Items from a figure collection
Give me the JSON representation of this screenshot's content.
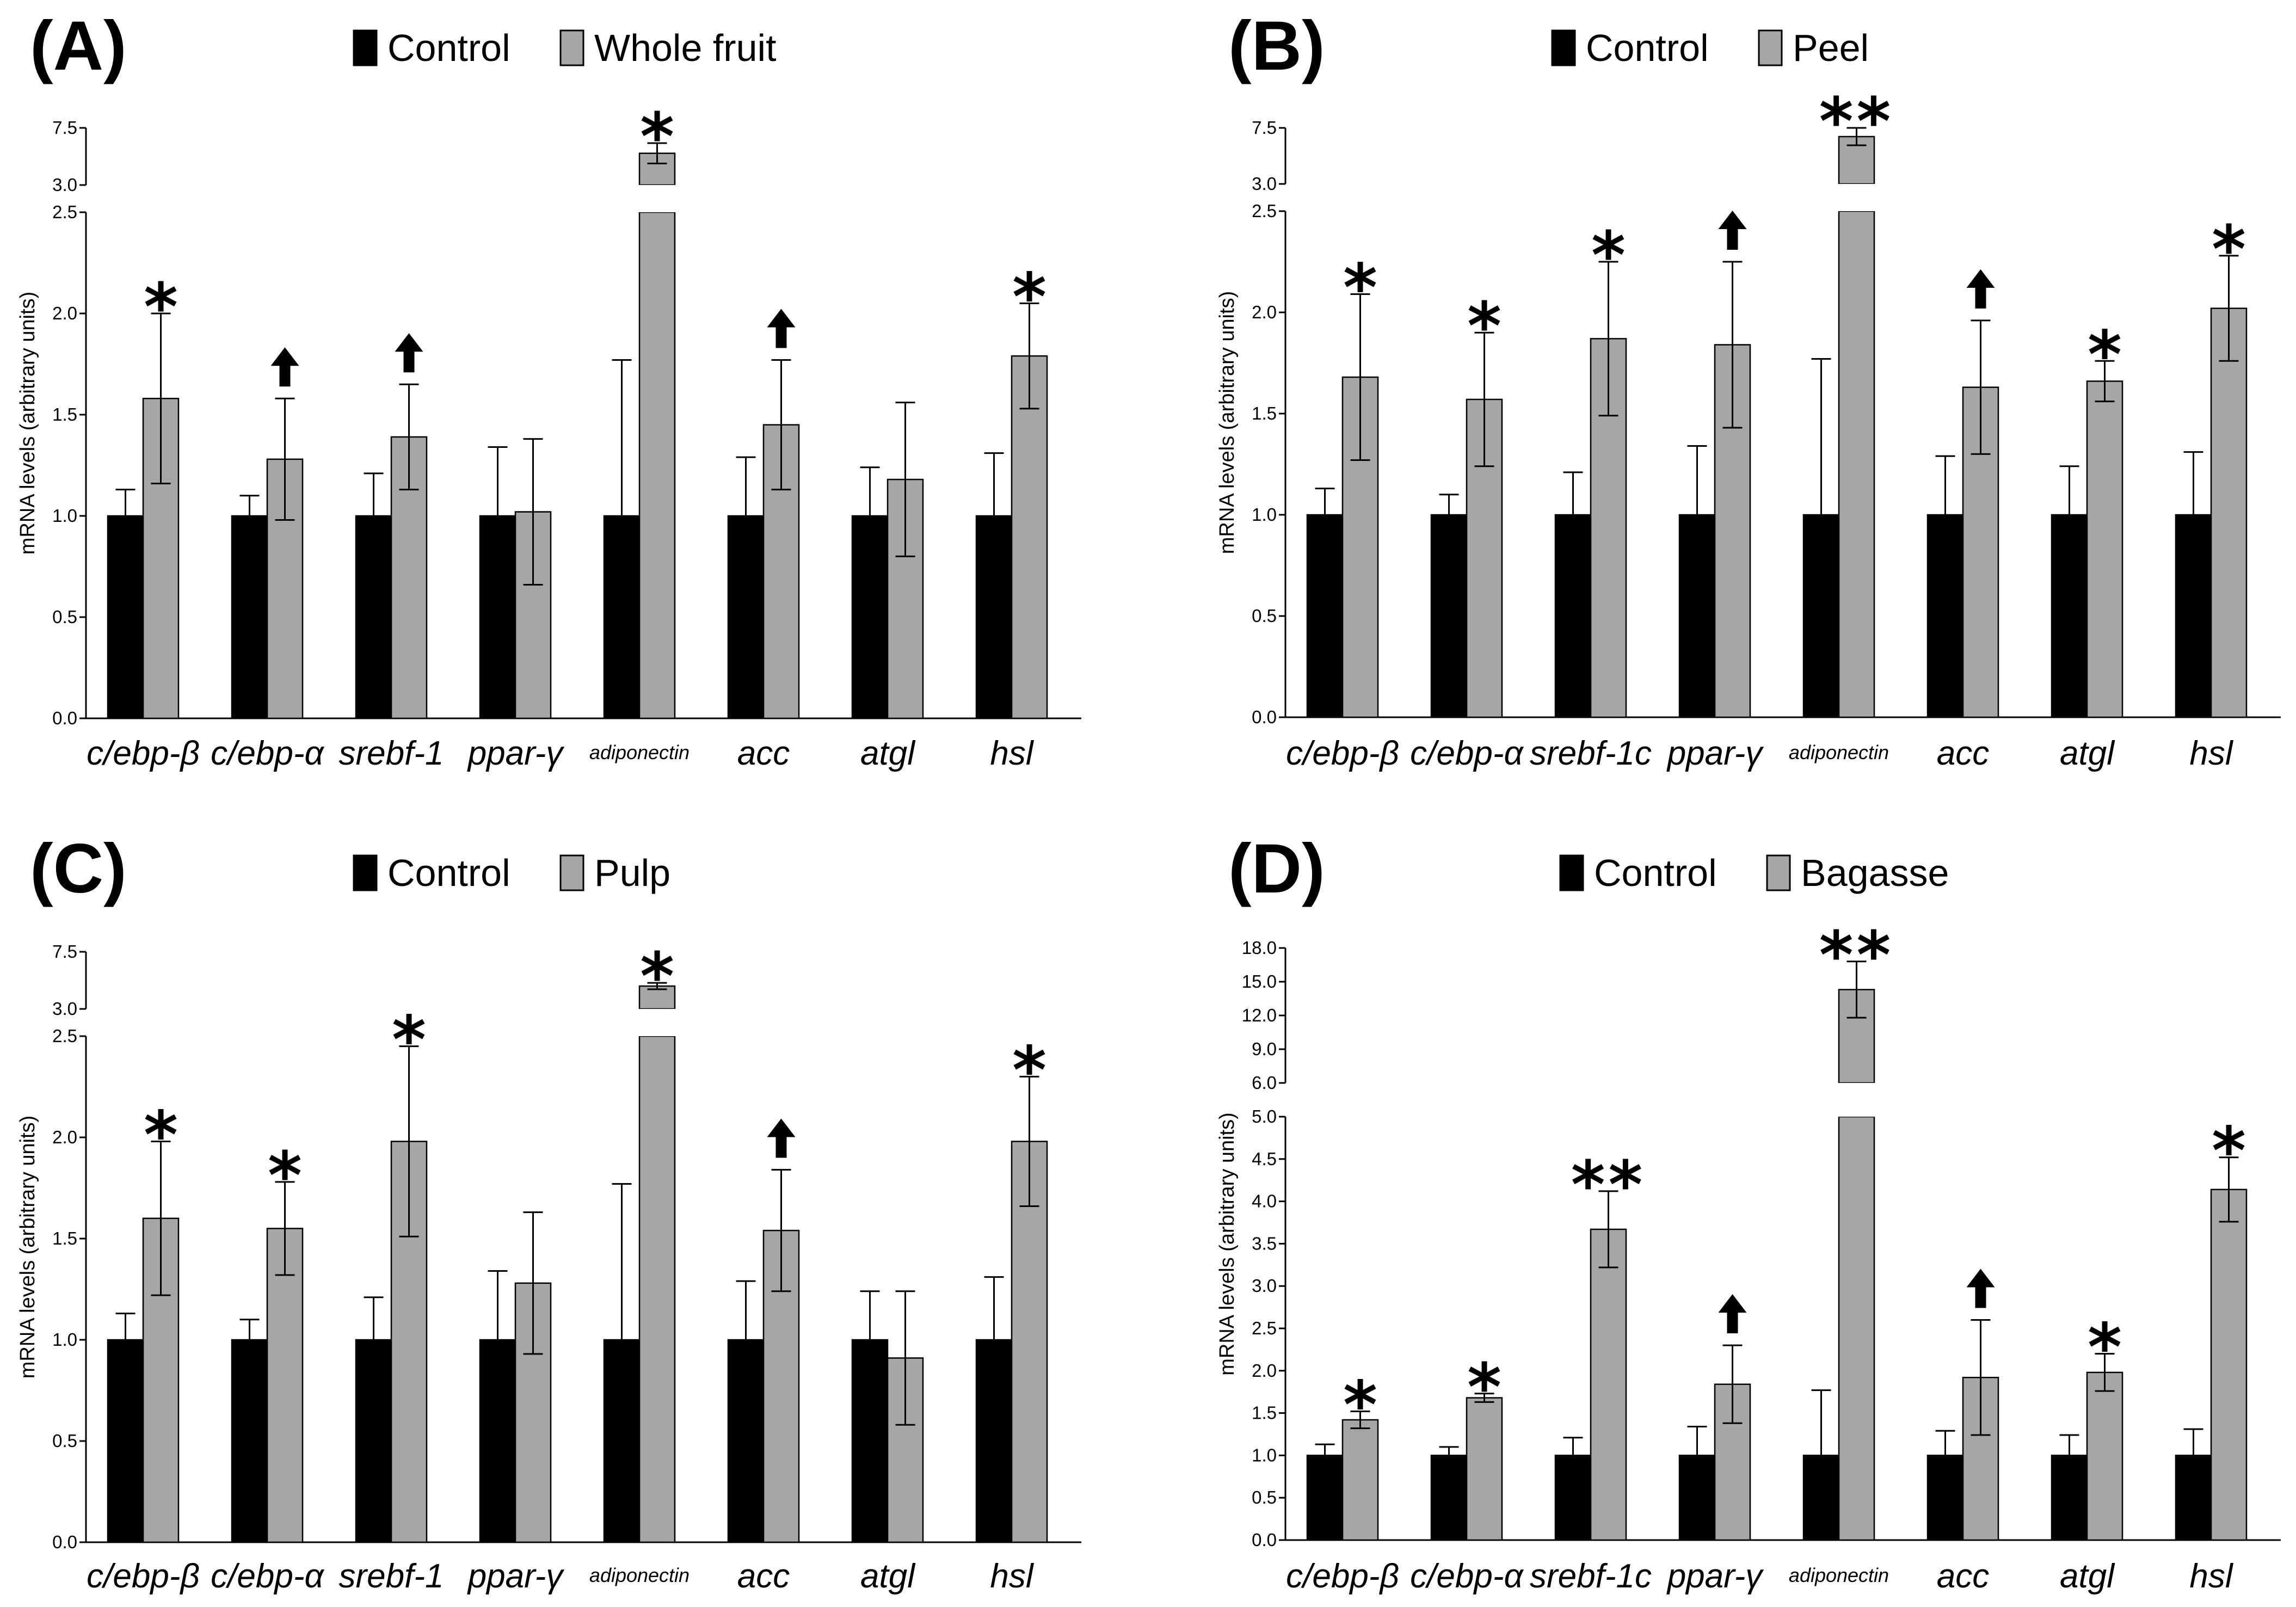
{
  "colors": {
    "control": "#000000",
    "treatment": "#a6a6a6",
    "axis": "#000000"
  },
  "chart_data": [
    {
      "type": "bar",
      "panel": "(A)",
      "ylabel": "mRNA levels (arbitrary units)",
      "categories": [
        "c/ebp-β",
        "c/ebp-α",
        "srebf-1",
        "ppar-γ",
        "adiponectin",
        "acc",
        "atgl",
        "hsl"
      ],
      "series": [
        {
          "name": "Control",
          "values": [
            1.0,
            1.0,
            1.0,
            1.0,
            1.0,
            1.0,
            1.0,
            1.0
          ],
          "errors": [
            0.13,
            0.1,
            0.21,
            0.34,
            0.77,
            0.29,
            0.24,
            0.31
          ]
        },
        {
          "name": "Whole fruit",
          "values": [
            1.58,
            1.28,
            1.39,
            1.02,
            5.5,
            1.45,
            1.18,
            1.79
          ],
          "errors": [
            0.42,
            0.3,
            0.26,
            0.36,
            0.8,
            0.32,
            0.38,
            0.26
          ]
        }
      ],
      "annotations": [
        "*",
        "↑",
        "↑",
        "",
        "*",
        "↑",
        "",
        "*"
      ],
      "axis_breaks": [
        {
          "ylim": [
            0,
            2.5
          ],
          "ticks": [
            "0.0",
            "0.5",
            "1.0",
            "1.5",
            "2.0",
            "2.5"
          ]
        },
        {
          "ylim": [
            3.0,
            7.5
          ],
          "ticks": [
            "3.0",
            "7.5"
          ]
        }
      ]
    },
    {
      "type": "bar",
      "panel": "(B)",
      "ylabel": "mRNA levels (arbitrary units)",
      "categories": [
        "c/ebp-β",
        "c/ebp-α",
        "srebf-1c",
        "ppar-γ",
        "adiponectin",
        "acc",
        "atgl",
        "hsl"
      ],
      "series": [
        {
          "name": "Control",
          "values": [
            1.0,
            1.0,
            1.0,
            1.0,
            1.0,
            1.0,
            1.0,
            1.0
          ],
          "errors": [
            0.13,
            0.1,
            0.21,
            0.34,
            0.77,
            0.29,
            0.24,
            0.31
          ]
        },
        {
          "name": "Peel",
          "values": [
            1.68,
            1.57,
            1.87,
            1.84,
            6.8,
            1.63,
            1.66,
            2.02
          ],
          "errors": [
            0.41,
            0.33,
            0.38,
            0.41,
            0.7,
            0.33,
            0.1,
            0.26
          ]
        }
      ],
      "annotations": [
        "*",
        "*",
        "*",
        "↑",
        "**",
        "↑",
        "*",
        "*"
      ],
      "axis_breaks": [
        {
          "ylim": [
            0,
            2.5
          ],
          "ticks": [
            "0.0",
            "0.5",
            "1.0",
            "1.5",
            "2.0",
            "2.5"
          ]
        },
        {
          "ylim": [
            3.0,
            7.5
          ],
          "ticks": [
            "3.0",
            "7.5"
          ]
        }
      ]
    },
    {
      "type": "bar",
      "panel": "(C)",
      "ylabel": "mRNA levels (arbitrary units)",
      "categories": [
        "c/ebp-β",
        "c/ebp-α",
        "srebf-1",
        "ppar-γ",
        "adiponectin",
        "acc",
        "atgl",
        "hsl"
      ],
      "series": [
        {
          "name": "Control",
          "values": [
            1.0,
            1.0,
            1.0,
            1.0,
            1.0,
            1.0,
            1.0,
            1.0
          ],
          "errors": [
            0.13,
            0.1,
            0.21,
            0.34,
            0.77,
            0.29,
            0.24,
            0.31
          ]
        },
        {
          "name": "Pulp",
          "values": [
            1.6,
            1.55,
            1.98,
            1.28,
            4.8,
            1.54,
            0.91,
            1.98
          ],
          "errors": [
            0.38,
            0.23,
            0.47,
            0.35,
            0.25,
            0.3,
            0.33,
            0.32
          ]
        }
      ],
      "annotations": [
        "*",
        "*",
        "*",
        "",
        "*",
        "↑",
        "",
        "*"
      ],
      "axis_breaks": [
        {
          "ylim": [
            0,
            2.5
          ],
          "ticks": [
            "0.0",
            "0.5",
            "1.0",
            "1.5",
            "2.0",
            "2.5"
          ]
        },
        {
          "ylim": [
            3.0,
            7.5
          ],
          "ticks": [
            "3.0",
            "7.5"
          ]
        }
      ]
    },
    {
      "type": "bar",
      "panel": "(D)",
      "ylabel": "mRNA levels (arbitrary units)",
      "categories": [
        "c/ebp-β",
        "c/ebp-α",
        "srebf-1c",
        "ppar-γ",
        "adiponectin",
        "acc",
        "atgl",
        "hsl"
      ],
      "series": [
        {
          "name": "Control",
          "values": [
            1.0,
            1.0,
            1.0,
            1.0,
            1.0,
            1.0,
            1.0,
            1.0
          ],
          "errors": [
            0.13,
            0.1,
            0.21,
            0.34,
            0.77,
            0.29,
            0.24,
            0.31
          ]
        },
        {
          "name": "Bagasse",
          "values": [
            1.42,
            1.68,
            3.67,
            1.84,
            14.3,
            1.92,
            1.98,
            4.14
          ],
          "errors": [
            0.1,
            0.05,
            0.45,
            0.46,
            2.5,
            0.68,
            0.22,
            0.38
          ]
        }
      ],
      "annotations": [
        "*",
        "*",
        "**",
        "↑",
        "**",
        "↑",
        "*",
        "*"
      ],
      "axis_breaks": [
        {
          "ylim": [
            0,
            5.0
          ],
          "ticks": [
            "0.0",
            "0.5",
            "1.0",
            "1.5",
            "2.0",
            "2.5",
            "3.0",
            "3.5",
            "4.0",
            "4.5",
            "5.0"
          ]
        },
        {
          "ylim": [
            6.0,
            18.0
          ],
          "ticks": [
            "6.0",
            "9.0",
            "12.0",
            "15.0",
            "18.0"
          ]
        }
      ]
    }
  ]
}
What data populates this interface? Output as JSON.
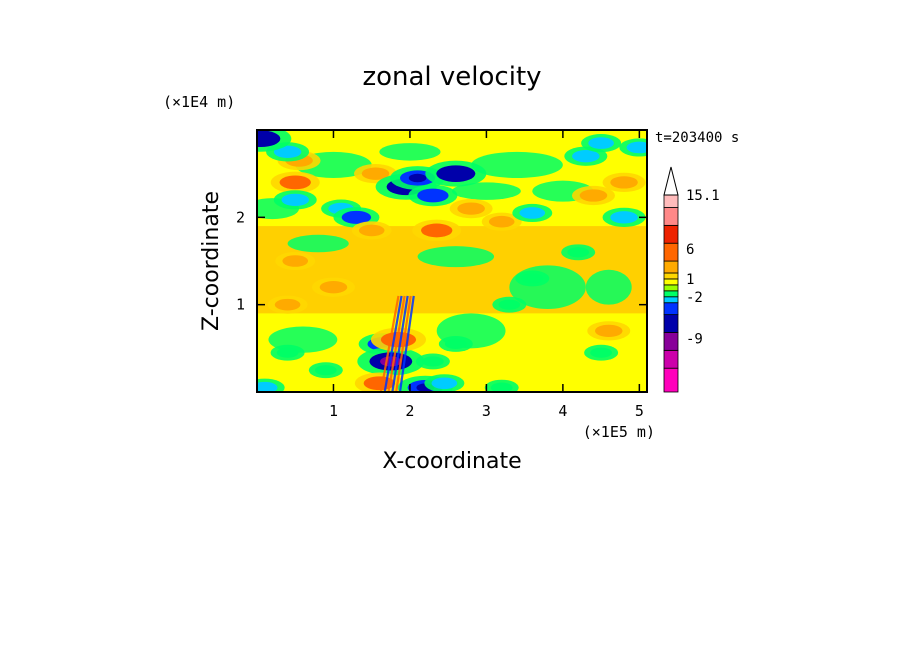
{
  "chart_data": {
    "type": "heatmap",
    "title": "zonal velocity",
    "xlabel": "X-coordinate",
    "ylabel": "Z-coordinate",
    "x_unit": "(×1E5 m)",
    "y_unit": "(×1E4 m)",
    "time_label": "t=203400 s",
    "xlim": [
      0.0,
      5.1
    ],
    "ylim": [
      0.0,
      3.0
    ],
    "x_ticks": [
      "1",
      "2",
      "3",
      "4",
      "5"
    ],
    "y_ticks": [
      "1",
      "2"
    ],
    "colorbar": {
      "labels": [
        "15.1",
        "6",
        "1",
        "-2",
        "-9"
      ],
      "label_levels": [
        15.1,
        6,
        1,
        -2,
        -9
      ],
      "bands": [
        {
          "from": -18,
          "to": -14,
          "color": "#ff00bb"
        },
        {
          "from": -14,
          "to": -11,
          "color": "#cc00aa"
        },
        {
          "from": -11,
          "to": -8,
          "color": "#880099"
        },
        {
          "from": -8,
          "to": -5,
          "color": "#0000aa"
        },
        {
          "from": -5,
          "to": -3,
          "color": "#0033ff"
        },
        {
          "from": -3,
          "to": -2,
          "color": "#00ccff"
        },
        {
          "from": -2,
          "to": -1,
          "color": "#00ff66"
        },
        {
          "from": -1,
          "to": 0,
          "color": "#99ff00"
        },
        {
          "from": 0,
          "to": 1,
          "color": "#ffff00"
        },
        {
          "from": 1,
          "to": 2,
          "color": "#ffd700"
        },
        {
          "from": 2,
          "to": 4,
          "color": "#ffaa00"
        },
        {
          "from": 4,
          "to": 7,
          "color": "#ff6600"
        },
        {
          "from": 7,
          "to": 10,
          "color": "#ee2200"
        },
        {
          "from": 10,
          "to": 13,
          "color": "#ff8888"
        },
        {
          "from": 13,
          "to": 15.1,
          "color": "#ffbbbb"
        }
      ],
      "extend_max": true
    },
    "field_regions": [
      {
        "name": "upper-layer",
        "z": [
          1.9,
          3.0
        ],
        "dominant": "mixed green/yellow/orange with blue and cyan cells"
      },
      {
        "name": "mid-layer",
        "z": [
          0.9,
          1.9
        ],
        "dominant": "yellow and orange"
      },
      {
        "name": "lower-layer",
        "z": [
          0.0,
          0.9
        ],
        "dominant": "yellow with green patches, narrow strong-gradient band near x=1.7-2.0"
      }
    ],
    "features": [
      {
        "x": 0.5,
        "z": 2.4,
        "value": 4
      },
      {
        "x": 0.55,
        "z": 2.65,
        "value": 3
      },
      {
        "x": 0.4,
        "z": 2.75,
        "value": -3
      },
      {
        "x": 0.05,
        "z": 2.9,
        "value": -6
      },
      {
        "x": 0.5,
        "z": 2.2,
        "value": -3
      },
      {
        "x": 1.1,
        "z": 2.1,
        "value": -2.5
      },
      {
        "x": 1.3,
        "z": 2.0,
        "value": -3.5
      },
      {
        "x": 1.55,
        "z": 2.5,
        "value": 3
      },
      {
        "x": 1.95,
        "z": 2.35,
        "value": -6
      },
      {
        "x": 2.1,
        "z": 2.45,
        "value": -5
      },
      {
        "x": 2.3,
        "z": 2.25,
        "value": -4
      },
      {
        "x": 2.6,
        "z": 2.5,
        "value": -6
      },
      {
        "x": 2.35,
        "z": 1.85,
        "value": 4
      },
      {
        "x": 2.8,
        "z": 2.1,
        "value": 3
      },
      {
        "x": 3.2,
        "z": 1.95,
        "value": 2.5
      },
      {
        "x": 3.6,
        "z": 2.05,
        "value": -2.5
      },
      {
        "x": 4.4,
        "z": 2.25,
        "value": 3
      },
      {
        "x": 4.8,
        "z": 2.4,
        "value": 3
      },
      {
        "x": 4.8,
        "z": 2.0,
        "value": -3
      },
      {
        "x": 4.3,
        "z": 2.7,
        "value": -3
      },
      {
        "x": 4.5,
        "z": 2.85,
        "value": -2.5
      },
      {
        "x": 5.0,
        "z": 2.8,
        "value": -2.5
      },
      {
        "x": 1.5,
        "z": 1.85,
        "value": 2.5
      },
      {
        "x": 0.5,
        "z": 1.5,
        "value": 2.5
      },
      {
        "x": 1.0,
        "z": 1.2,
        "value": 3
      },
      {
        "x": 0.4,
        "z": 1.0,
        "value": 2.5
      },
      {
        "x": 3.6,
        "z": 1.3,
        "value": -1.5
      },
      {
        "x": 3.3,
        "z": 1.0,
        "value": -1.5
      },
      {
        "x": 4.2,
        "z": 1.6,
        "value": -1.5
      },
      {
        "x": 2.6,
        "z": 0.55,
        "value": -1.5
      },
      {
        "x": 2.3,
        "z": 0.35,
        "value": -1.5
      },
      {
        "x": 0.4,
        "z": 0.45,
        "value": -1.5
      },
      {
        "x": 0.9,
        "z": 0.25,
        "value": -1.5
      },
      {
        "x": 4.5,
        "z": 0.45,
        "value": -1.5
      },
      {
        "x": 4.6,
        "z": 0.7,
        "value": 3
      },
      {
        "x": 1.65,
        "z": 0.55,
        "value": -4
      },
      {
        "x": 1.75,
        "z": 0.35,
        "value": -7
      },
      {
        "x": 1.85,
        "z": 0.6,
        "value": 5
      },
      {
        "x": 1.6,
        "z": 0.1,
        "value": 4
      },
      {
        "x": 2.2,
        "z": 0.05,
        "value": -5
      },
      {
        "x": 2.45,
        "z": 0.1,
        "value": -2.5
      },
      {
        "x": 3.2,
        "z": 0.05,
        "value": -1.5
      },
      {
        "x": 0.1,
        "z": 0.05,
        "value": -2.5
      }
    ]
  }
}
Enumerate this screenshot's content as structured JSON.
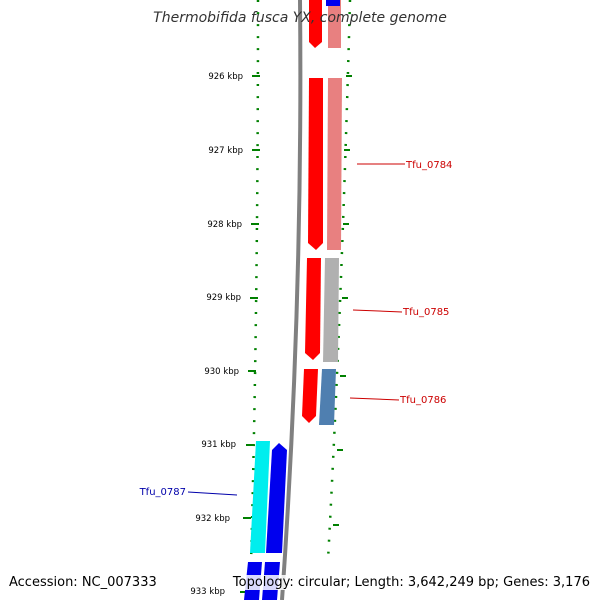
{
  "title": "Thermobifida fusca YX, complete genome",
  "footer": {
    "accession": "Accession: NC_007333",
    "summary": "Topology: circular; Length: 3,642,249 bp; Genes: 3,176"
  },
  "tick_labels": [
    "926 kbp",
    "927 kbp",
    "928 kbp",
    "929 kbp",
    "930 kbp",
    "931 kbp",
    "932 kbp",
    "933 kbp"
  ],
  "gene_labels": [
    {
      "name": "Tfu_0784",
      "color": "#cc0000"
    },
    {
      "name": "Tfu_0785",
      "color": "#cc0000"
    },
    {
      "name": "Tfu_0786",
      "color": "#cc0000"
    },
    {
      "name": "Tfu_0787",
      "color": "#0000aa"
    }
  ],
  "colors": {
    "backbone": "#808080",
    "ticks": "#008000",
    "forward_cds": "#ff0000",
    "forward_cds_shade": "#e88080",
    "gray_feature": "#b0b0b0",
    "steel_feature": "#4f7fb0",
    "reverse_cds": "#0000ee",
    "cyan_feature": "#00eeee"
  }
}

## [WORK TO COMPLETE]
What lines in the entries contain "this"? Report each one by copying it.

## [TASK SOLUTION]
Give me the JSON representation of this screenshot's content.
What data populates this interface? Output as JSON.
Enumerate this screenshot's content as structured JSON.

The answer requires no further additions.